SET EXERCISE: Print the entries below word for word; the pictures stay out of your copy.

Recorded data:
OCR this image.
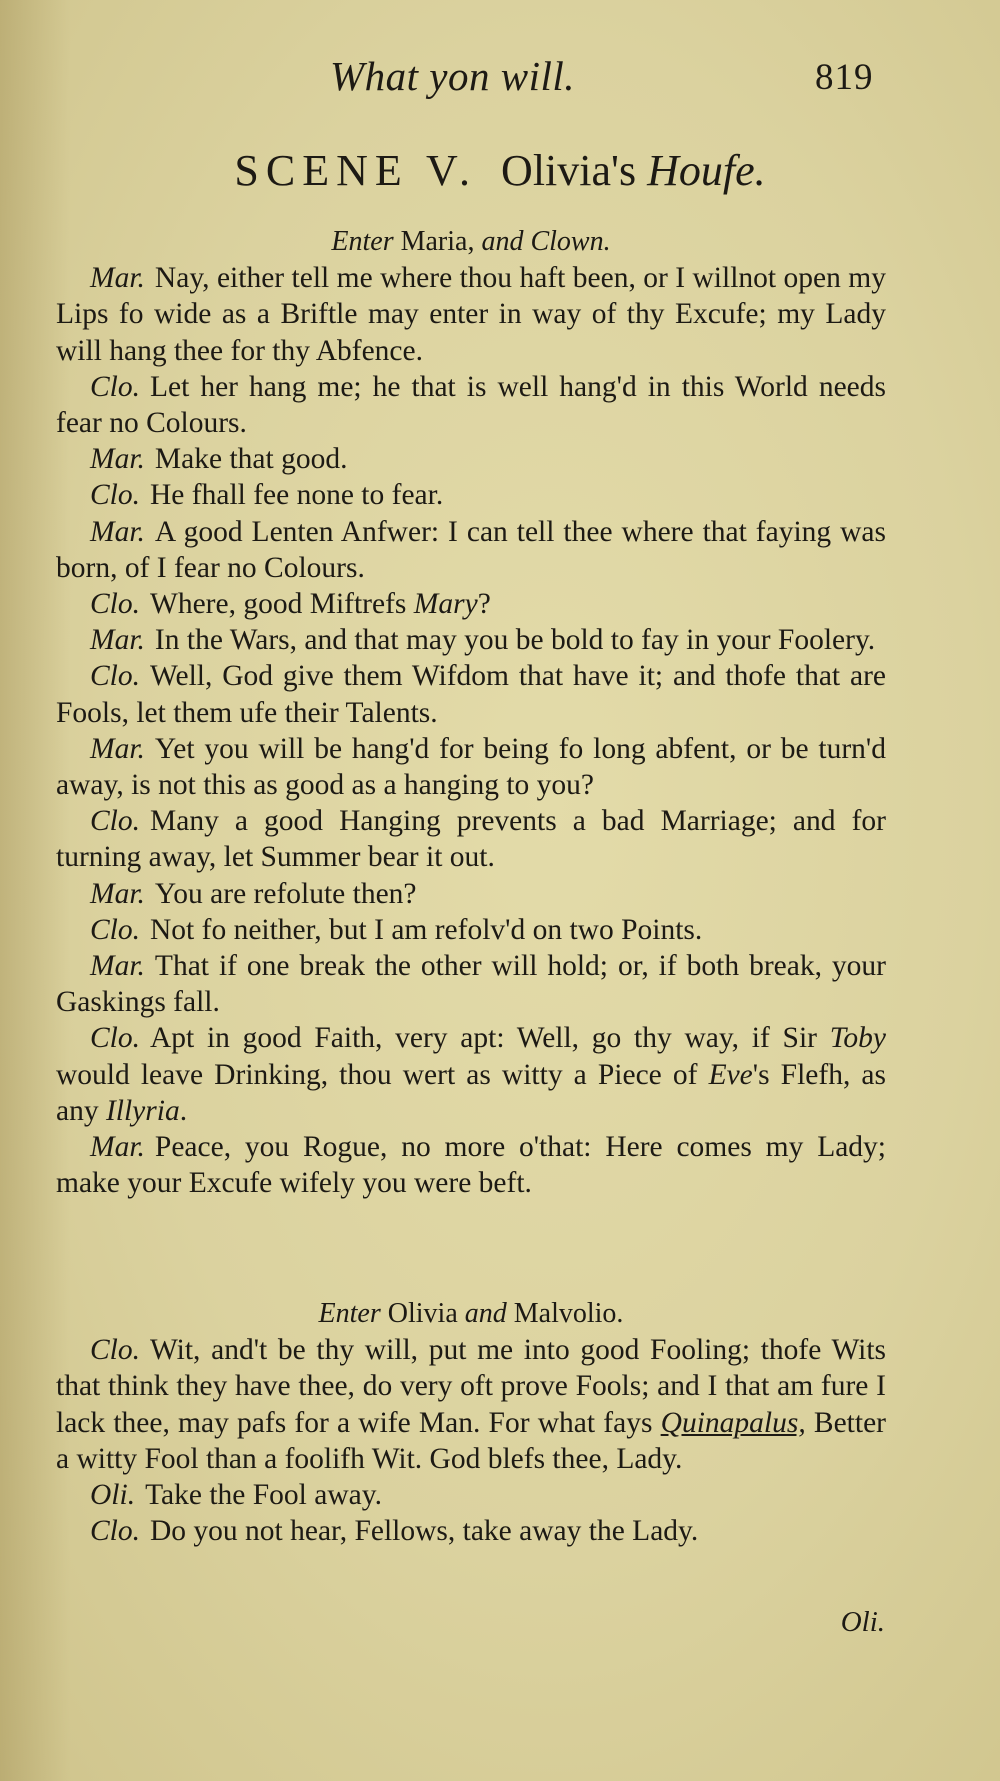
What yon will.	819
SCENE V. Olivia's Houfe.
Enter Maria, and Clown.

Mar. Nay, either tell me where thou haft been, or I willnot open my Lips fo wide as a Briftle may enter in way of thy Excufe; my Lady will hang thee for thy Abfence.

Clo. Let her hang me; he that is well hang'd in this World needs fear no Colours.

Mar. Make that good.

Clo. He fhall fee none to fear.

Mar. A good Lenten Anfwer: I can tell thee where that faying was born, of I fear no Colours.

Clo. Where, good Miftrefs Mary?

Mar. In the Wars, and that may you be bold to fay in your Foolery.

Clo. Well, God give them Wifdom that have it; and thofe that are Fools, let them ufe their Talents.

Mar. Yet you will be hang'd for being fo long abfent, or be turn'd away, is not this as good as a hanging to you?

Clo. Many a good Hanging prevents a bad Marriage; and for turning away, let Summer bear it out.

Mar. You are refolute then?

Clo. Not fo neither, but I am refolv'd on two Points.

Mar. That if one break the other will hold; or, if both break, your Gaskings fall.

Clo. Apt in good Faith, very apt: Well, go thy way, if Sir Toby would leave Drinking, thou wert as witty a Piece of Eve's Flefh, as any Illyria.

Mar. Peace, you Rogue, no more o'that: Here comes my Lady; make your Excufe wifely you were beft.

Enter Olivia and Malvolio.

Clo. Wit, and't be thy will, put me into good Fooling; thofe Wits that think they have thee, do very oft prove Fools; and I that am fure I lack thee, may pafs for a wife Man. For what fays Quinapalus, Better a witty Fool than a foolifh Wit. God blefs thee, Lady.

Oli. Take the Fool away.

Clo. Do you not hear, Fellows, take away the Lady.

Oli.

TASK OUTPUT:
OCR this image.
What yon will.	819
SCENE V. Olivia's Houfe.
Enter Maria, and Clown.

Mar. Nay, either tell me where thou haft been, or I willnot open my Lips fo wide as a Briftle may enter in way of thy Excufe; my Lady will hang thee for thy Abfence.

Clo. Let her hang me; he that is well hang'd in this World needs fear no Colours.

Mar. Make that good.

Clo. He fhall fee none to fear.

Mar. A good Lenten Anfwer: I can tell thee where that faying was born, of I fear no Colours.

Clo. Where, good Miftrefs Mary?

Mar. In the Wars, and that may you be bold to fay in your Foolery.

Clo. Well, God give them Wifdom that have it; and thofe that are Fools, let them ufe their Talents.

Mar. Yet you will be hang'd for being fo long abfent, or be turn'd away, is not this as good as a hanging to you?

Clo. Many a good Hanging prevents a bad Marriage; and for turning away, let Summer bear it out.

Mar. You are refolute then?

Clo. Not fo neither, but I am refolv'd on two Points.

Mar. That if one break the other will hold; or, if both break, your Gaskings fall.

Clo. Apt in good Faith, very apt: Well, go thy way, if Sir Toby would leave Drinking, thou wert as witty a Piece of Eve's Flefh, as any Illyria.

Mar. Peace, you Rogue, no more o'that: Here comes my Lady; make your Excufe wifely you were beft.

Enter Olivia and Malvolio.

Clo. Wit, and't be thy will, put me into good Fooling; thofe Wits that think they have thee, do very oft prove Fools; and I that am fure I lack thee, may pafs for a wife Man. For what fays Quinapalus, Better a witty Fool than a foolifh Wit. God blefs thee, Lady.

Oli. Take the Fool away.

Clo. Do you not hear, Fellows, take away the Lady.

Oli.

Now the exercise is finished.